[Given instruction]:
Return every line below in which "จากว" appears.
------------------------------------------------------------
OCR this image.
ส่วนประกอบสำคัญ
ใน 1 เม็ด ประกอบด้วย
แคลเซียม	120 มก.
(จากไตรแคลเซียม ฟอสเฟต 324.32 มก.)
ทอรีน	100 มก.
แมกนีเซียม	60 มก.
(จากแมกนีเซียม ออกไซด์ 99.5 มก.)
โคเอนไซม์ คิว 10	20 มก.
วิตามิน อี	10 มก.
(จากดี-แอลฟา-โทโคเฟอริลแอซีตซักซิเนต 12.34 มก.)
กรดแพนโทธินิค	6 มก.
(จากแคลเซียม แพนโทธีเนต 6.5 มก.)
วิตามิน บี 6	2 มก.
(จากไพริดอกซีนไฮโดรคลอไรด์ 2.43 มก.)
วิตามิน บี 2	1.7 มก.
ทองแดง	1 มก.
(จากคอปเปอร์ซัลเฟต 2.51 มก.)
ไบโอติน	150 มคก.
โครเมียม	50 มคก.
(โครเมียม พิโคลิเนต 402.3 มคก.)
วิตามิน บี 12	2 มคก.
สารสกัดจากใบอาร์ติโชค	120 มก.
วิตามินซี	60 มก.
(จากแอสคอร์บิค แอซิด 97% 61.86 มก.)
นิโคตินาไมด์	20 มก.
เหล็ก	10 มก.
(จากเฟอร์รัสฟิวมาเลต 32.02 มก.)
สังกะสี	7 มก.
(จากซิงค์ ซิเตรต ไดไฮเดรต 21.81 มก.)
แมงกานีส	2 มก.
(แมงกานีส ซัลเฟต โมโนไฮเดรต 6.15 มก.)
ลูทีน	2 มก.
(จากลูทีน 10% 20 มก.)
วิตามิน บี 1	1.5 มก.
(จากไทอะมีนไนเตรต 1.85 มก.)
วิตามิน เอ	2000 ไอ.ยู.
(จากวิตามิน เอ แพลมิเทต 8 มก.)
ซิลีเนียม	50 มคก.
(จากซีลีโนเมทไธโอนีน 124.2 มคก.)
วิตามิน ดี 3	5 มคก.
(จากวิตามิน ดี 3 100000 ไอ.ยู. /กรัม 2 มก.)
------------------------------------------------------------
[Task answer]:
(จากวิตามิน เอ แพลมิเทต 8 มก.)
(จากวิตามิน ดี 3 100000 ไอ.ยู. /กรัม 2 มก.)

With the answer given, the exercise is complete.